>> START DATASET

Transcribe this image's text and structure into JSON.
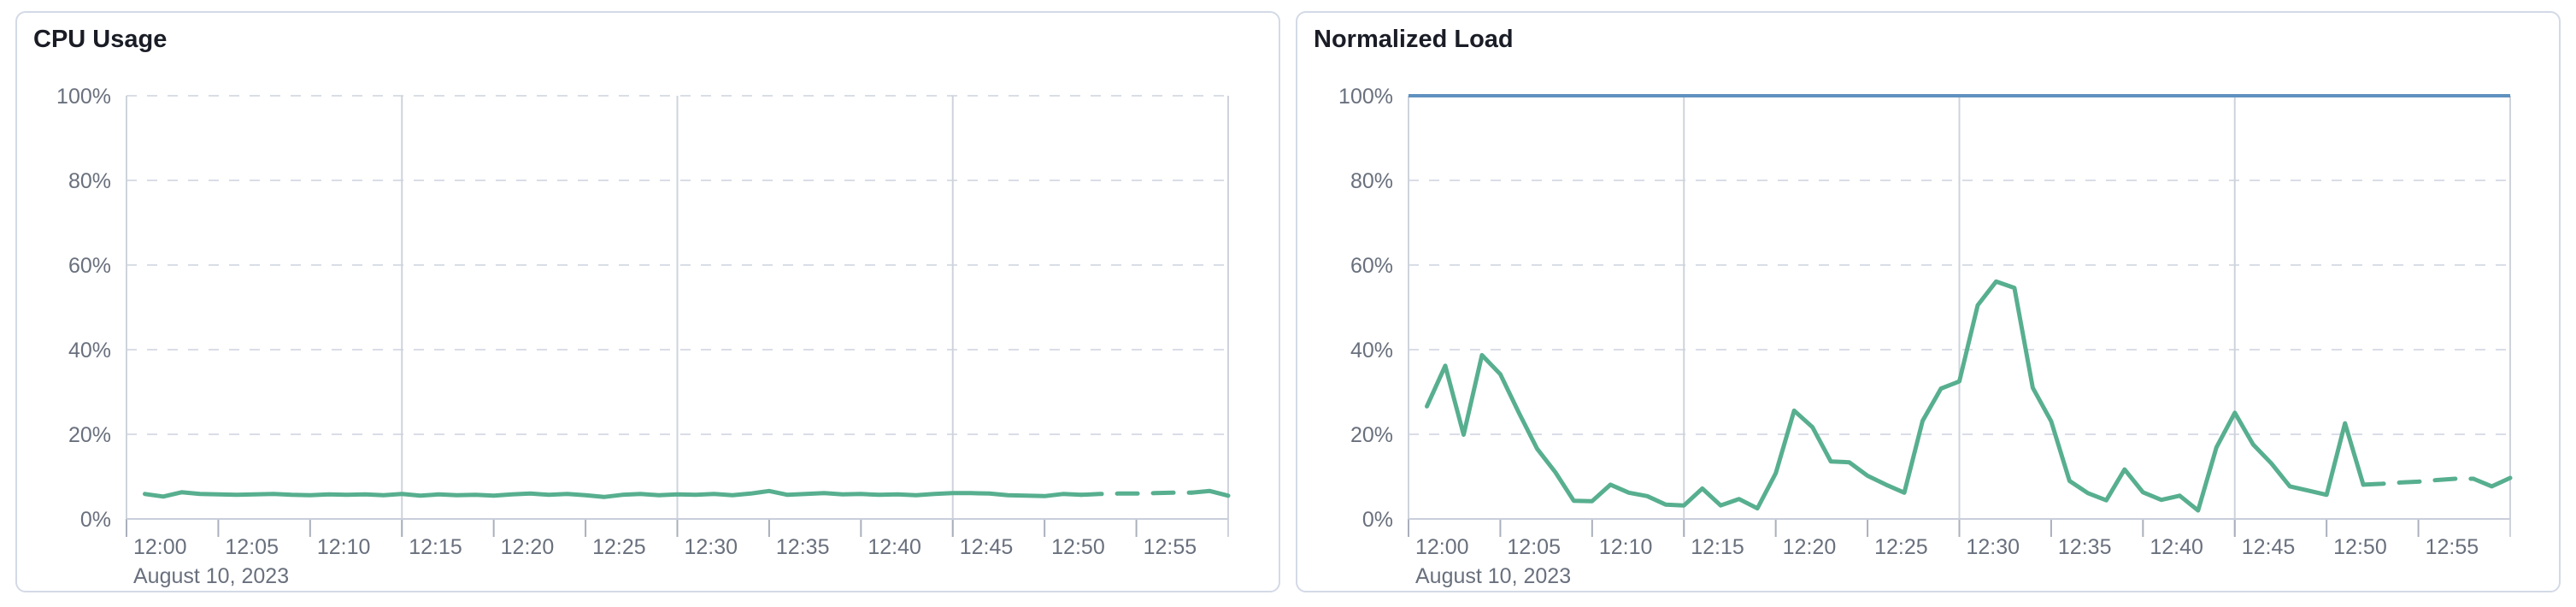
{
  "page": {
    "background_color": "#ffffff"
  },
  "chart_data": [
    {
      "type": "line",
      "slug": "cpu-usage",
      "title": "CPU Usage",
      "grid": true,
      "legend": false,
      "x_axis": {
        "date_label": "August 10, 2023",
        "domain": [
          "12:00",
          "13:00"
        ],
        "tick_labels": [
          "12:00",
          "12:05",
          "12:10",
          "12:15",
          "12:20",
          "12:25",
          "12:30",
          "12:35",
          "12:40",
          "12:45",
          "12:50",
          "12:55"
        ],
        "tick_minutes": [
          0,
          5,
          10,
          15,
          20,
          25,
          30,
          35,
          40,
          45,
          50,
          55
        ],
        "major_gridline_minutes": [
          0,
          15,
          30,
          45,
          60
        ]
      },
      "y_axis": {
        "tick_labels": [
          "0%",
          "20%",
          "40%",
          "60%",
          "80%",
          "100%"
        ],
        "tick_values": [
          0,
          20,
          40,
          60,
          80,
          100
        ],
        "range_pct": [
          0,
          100
        ]
      },
      "threshold_line": null,
      "series": [
        {
          "name": "cpu-usage",
          "color": "#57af8f",
          "start_minute": 1,
          "step_minutes": 1,
          "dashed_minutes": [
            52,
            58
          ],
          "values_pct": [
            5.9,
            5.3,
            6.3,
            5.9,
            5.8,
            5.7,
            5.8,
            5.9,
            5.7,
            5.6,
            5.8,
            5.7,
            5.8,
            5.6,
            5.9,
            5.5,
            5.8,
            5.6,
            5.7,
            5.5,
            5.8,
            6.0,
            5.7,
            5.9,
            5.6,
            5.2,
            5.7,
            5.9,
            5.6,
            5.8,
            5.7,
            5.9,
            5.6,
            6.0,
            6.6,
            5.7,
            5.9,
            6.1,
            5.8,
            5.9,
            5.7,
            5.8,
            5.6,
            5.9,
            6.1,
            6.1,
            6.0,
            5.6,
            5.5,
            5.4,
            5.9,
            5.7,
            5.9,
            6.0,
            6.0,
            6.1,
            6.2,
            6.2,
            6.6,
            5.5
          ]
        }
      ]
    },
    {
      "type": "line",
      "slug": "normalized-load",
      "title": "Normalized Load",
      "grid": true,
      "legend": false,
      "x_axis": {
        "date_label": "August 10, 2023",
        "domain": [
          "12:00",
          "13:00"
        ],
        "tick_labels": [
          "12:00",
          "12:05",
          "12:10",
          "12:15",
          "12:20",
          "12:25",
          "12:30",
          "12:35",
          "12:40",
          "12:45",
          "12:50",
          "12:55"
        ],
        "tick_minutes": [
          0,
          5,
          10,
          15,
          20,
          25,
          30,
          35,
          40,
          45,
          50,
          55
        ],
        "major_gridline_minutes": [
          0,
          15,
          30,
          45,
          60
        ]
      },
      "y_axis": {
        "tick_labels": [
          "0%",
          "20%",
          "40%",
          "60%",
          "80%",
          "100%"
        ],
        "tick_values": [
          0,
          20,
          40,
          60,
          80,
          100
        ],
        "range_pct": [
          0,
          100
        ]
      },
      "threshold_line": {
        "value_pct": 100,
        "color": "#6092c0"
      },
      "series": [
        {
          "name": "normalized-load",
          "color": "#57af8f",
          "start_minute": 1,
          "step_minutes": 1,
          "dashed_minutes": [
            52,
            58
          ],
          "values_pct": [
            26.6,
            36.2,
            19.9,
            38.7,
            34.2,
            25.2,
            16.6,
            11,
            4.3,
            4.2,
            8.1,
            6.2,
            5.4,
            3.4,
            3.2,
            7.2,
            3.2,
            4.7,
            2.5,
            10.8,
            25.6,
            21.7,
            13.6,
            13.4,
            10.2,
            8.1,
            6.2,
            23.2,
            30.8,
            32.5,
            50.5,
            56.1,
            54.6,
            31,
            23.1,
            9,
            6.1,
            4.4,
            11.7,
            6.3,
            4.5,
            5.5,
            2,
            16.9,
            25.1,
            17.6,
            13.1,
            7.7,
            6.7,
            5.7,
            22.6,
            8.1,
            8.3,
            8.6,
            8.8,
            9.2,
            9.5,
            9.5,
            7.7,
            9.7
          ]
        }
      ]
    }
  ]
}
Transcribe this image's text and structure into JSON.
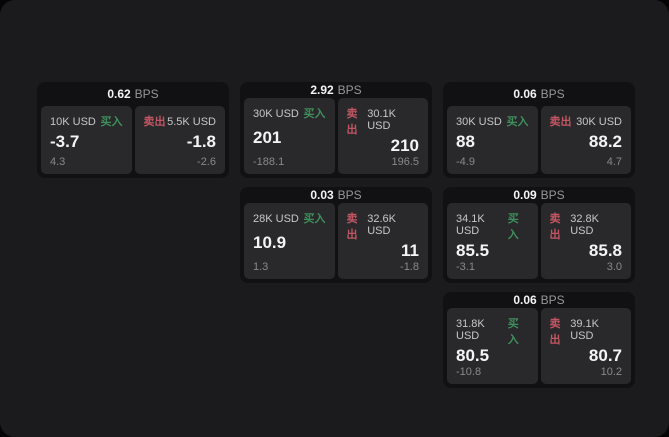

>> END DATASET

* **CHALLENGE**: Return all of the data exactly as written, and drop the pictures.

* **SOLUTION TO THIS TASK**:
Transcribe this image's text and structure into JSON.
{
  "page": {
    "background_color": "#ffffff"
  },
  "chart_data": [
    {
      "type": "line",
      "slug": "cpu-usage",
      "title": "CPU Usage",
      "grid": true,
      "legend": false,
      "x_axis": {
        "date_label": "August 10, 2023",
        "domain": [
          "12:00",
          "13:00"
        ],
        "tick_labels": [
          "12:00",
          "12:05",
          "12:10",
          "12:15",
          "12:20",
          "12:25",
          "12:30",
          "12:35",
          "12:40",
          "12:45",
          "12:50",
          "12:55"
        ],
        "tick_minutes": [
          0,
          5,
          10,
          15,
          20,
          25,
          30,
          35,
          40,
          45,
          50,
          55
        ],
        "major_gridline_minutes": [
          0,
          15,
          30,
          45,
          60
        ]
      },
      "y_axis": {
        "tick_labels": [
          "0%",
          "20%",
          "40%",
          "60%",
          "80%",
          "100%"
        ],
        "tick_values": [
          0,
          20,
          40,
          60,
          80,
          100
        ],
        "range_pct": [
          0,
          100
        ]
      },
      "threshold_line": null,
      "series": [
        {
          "name": "cpu-usage",
          "color": "#57af8f",
          "start_minute": 1,
          "step_minutes": 1,
          "dashed_minutes": [
            52,
            58
          ],
          "values_pct": [
            5.9,
            5.3,
            6.3,
            5.9,
            5.8,
            5.7,
            5.8,
            5.9,
            5.7,
            5.6,
            5.8,
            5.7,
            5.8,
            5.6,
            5.9,
            5.5,
            5.8,
            5.6,
            5.7,
            5.5,
            5.8,
            6.0,
            5.7,
            5.9,
            5.6,
            5.2,
            5.7,
            5.9,
            5.6,
            5.8,
            5.7,
            5.9,
            5.6,
            6.0,
            6.6,
            5.7,
            5.9,
            6.1,
            5.8,
            5.9,
            5.7,
            5.8,
            5.6,
            5.9,
            6.1,
            6.1,
            6.0,
            5.6,
            5.5,
            5.4,
            5.9,
            5.7,
            5.9,
            6.0,
            6.0,
            6.1,
            6.2,
            6.2,
            6.6,
            5.5
          ]
        }
      ]
    },
    {
      "type": "line",
      "slug": "normalized-load",
      "title": "Normalized Load",
      "grid": true,
      "legend": false,
      "x_axis": {
        "date_label": "August 10, 2023",
        "domain": [
          "12:00",
          "13:00"
        ],
        "tick_labels": [
          "12:00",
          "12:05",
          "12:10",
          "12:15",
          "12:20",
          "12:25",
          "12:30",
          "12:35",
          "12:40",
          "12:45",
          "12:50",
          "12:55"
        ],
        "tick_minutes": [
          0,
          5,
          10,
          15,
          20,
          25,
          30,
          35,
          40,
          45,
          50,
          55
        ],
        "major_gridline_minutes": [
          0,
          15,
          30,
          45,
          60
        ]
      },
      "y_axis": {
        "tick_labels": [
          "0%",
          "20%",
          "40%",
          "60%",
          "80%",
          "100%"
        ],
        "tick_values": [
          0,
          20,
          40,
          60,
          80,
          100
        ],
        "range_pct": [
          0,
          100
        ]
      },
      "threshold_line": {
        "value_pct": 100,
        "color": "#6092c0"
      },
      "series": [
        {
          "name": "normalized-load",
          "color": "#57af8f",
          "start_minute": 1,
          "step_minutes": 1,
          "dashed_minutes": [
            52,
            58
          ],
          "values_pct": [
            26.6,
            36.2,
            19.9,
            38.7,
            34.2,
            25.2,
            16.6,
            11,
            4.3,
            4.2,
            8.1,
            6.2,
            5.4,
            3.4,
            3.2,
            7.2,
            3.2,
            4.7,
            2.5,
            10.8,
            25.6,
            21.7,
            13.6,
            13.4,
            10.2,
            8.1,
            6.2,
            23.2,
            30.8,
            32.5,
            50.5,
            56.1,
            54.6,
            31,
            23.1,
            9,
            6.1,
            4.4,
            11.7,
            6.3,
            4.5,
            5.5,
            2,
            16.9,
            25.1,
            17.6,
            13.1,
            7.7,
            6.7,
            5.7,
            22.6,
            8.1,
            8.3,
            8.6,
            8.8,
            9.2,
            9.5,
            9.5,
            7.7,
            9.7
          ]
        }
      ]
    }
  ]
}
Transcribe this image's text and structure into JSON.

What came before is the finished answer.